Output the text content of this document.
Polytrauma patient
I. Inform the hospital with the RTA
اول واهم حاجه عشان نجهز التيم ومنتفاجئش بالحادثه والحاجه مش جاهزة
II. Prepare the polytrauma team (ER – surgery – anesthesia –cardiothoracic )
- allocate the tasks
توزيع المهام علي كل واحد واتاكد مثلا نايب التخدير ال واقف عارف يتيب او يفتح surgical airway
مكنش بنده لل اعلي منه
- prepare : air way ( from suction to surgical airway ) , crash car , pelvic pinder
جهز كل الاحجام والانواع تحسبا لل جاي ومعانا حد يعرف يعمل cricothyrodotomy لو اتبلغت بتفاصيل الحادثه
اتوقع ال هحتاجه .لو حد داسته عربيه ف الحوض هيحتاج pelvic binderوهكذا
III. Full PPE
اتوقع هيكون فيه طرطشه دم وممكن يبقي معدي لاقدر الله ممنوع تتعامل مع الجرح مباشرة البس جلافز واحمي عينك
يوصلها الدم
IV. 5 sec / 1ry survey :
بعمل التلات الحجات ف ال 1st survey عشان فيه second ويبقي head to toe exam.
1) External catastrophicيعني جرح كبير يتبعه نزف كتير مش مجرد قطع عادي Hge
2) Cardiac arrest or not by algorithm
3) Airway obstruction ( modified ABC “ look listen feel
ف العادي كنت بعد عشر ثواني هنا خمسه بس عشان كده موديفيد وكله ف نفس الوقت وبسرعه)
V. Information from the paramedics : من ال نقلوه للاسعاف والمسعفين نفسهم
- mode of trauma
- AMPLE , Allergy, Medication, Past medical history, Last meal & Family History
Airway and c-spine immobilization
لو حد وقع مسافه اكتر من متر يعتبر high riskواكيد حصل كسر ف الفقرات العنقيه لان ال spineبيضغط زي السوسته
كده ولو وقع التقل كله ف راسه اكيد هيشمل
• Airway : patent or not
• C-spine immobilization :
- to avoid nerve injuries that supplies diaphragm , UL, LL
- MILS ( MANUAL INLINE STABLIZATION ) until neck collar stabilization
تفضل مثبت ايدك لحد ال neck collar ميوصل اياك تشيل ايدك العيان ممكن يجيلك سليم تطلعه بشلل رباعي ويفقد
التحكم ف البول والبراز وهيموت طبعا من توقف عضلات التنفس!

******************************

### Required task
Using the listing above, please repeat every entry exactly.

### Reply
Output the text content of this document.
Polytrauma patient
I. Inform the hospital with the RTA
اول واهم حاجه عشان نجهز التيم ومنتفاجئش بالحادثه والحاجه مش جاهزة
II. Prepare the polytrauma team (ER – surgery – anesthesia –cardiothoracic )
- allocate the tasks
توزيع المهام علي كل واحد واتاكد مثلا نايب التخدير ال واقف عارف يتيب او يفتح surgical airway
مكنش بنده لل اعلي منه
- prepare : air way ( from suction to surgical airway ) , crash car , pelvic pinder
جهز كل الاحجام والانواع تحسبا لل جاي ومعانا حد يعرف يعمل cricothyrodotomy لو اتبلغت بتفاصيل الحادثه
اتوقع ال هحتاجه .لو حد داسته عربيه ف الحوض هيحتاج pelvic binderوهكذا
III. Full PPE
اتوقع هيكون فيه طرطشه دم وممكن يبقي معدي لاقدر الله ممنوع تتعامل مع الجرح مباشرة البس جلافز واحمي عينك
يوصلها الدم
IV. 5 sec / 1ry survey :
بعمل التلات الحجات ف ال 1st survey عشان فيه second ويبقي head to toe exam.
1) External catastrophicيعني جرح كبير يتبعه نزف كتير مش مجرد قطع عادي Hge
2) Cardiac arrest or not by algorithm
3) Airway obstruction ( modified ABC “ look listen feel
ف العادي كنت بعد عشر ثواني هنا خمسه بس عشان كده موديفيد وكله ف نفس الوقت وبسرعه)
V. Information from the paramedics : من ال نقلوه للاسعاف والمسعفين نفسهم
- mode of trauma
- AMPLE , Allergy, Medication, Past medical history, Last meal & Family History
Airway and c-spine immobilization
لو حد وقع مسافه اكتر من متر يعتبر high riskواكيد حصل كسر ف الفقرات العنقيه لان ال spineبيضغط زي السوسته
كده ولو وقع التقل كله ف راسه اكيد هيشمل
• Airway : patent or not
• C-spine immobilization :
- to avoid nerve injuries that supplies diaphragm , UL, LL
- MILS ( MANUAL INLINE STABLIZATION ) until neck collar stabilization
تفضل مثبت ايدك لحد ال neck collar ميوصل اياك تشيل ايدك العيان ممكن يجيلك سليم تطلعه بشلل رباعي ويفقد
التحكم ف البول والبراز وهيموت طبعا من توقف عضلات التنفس!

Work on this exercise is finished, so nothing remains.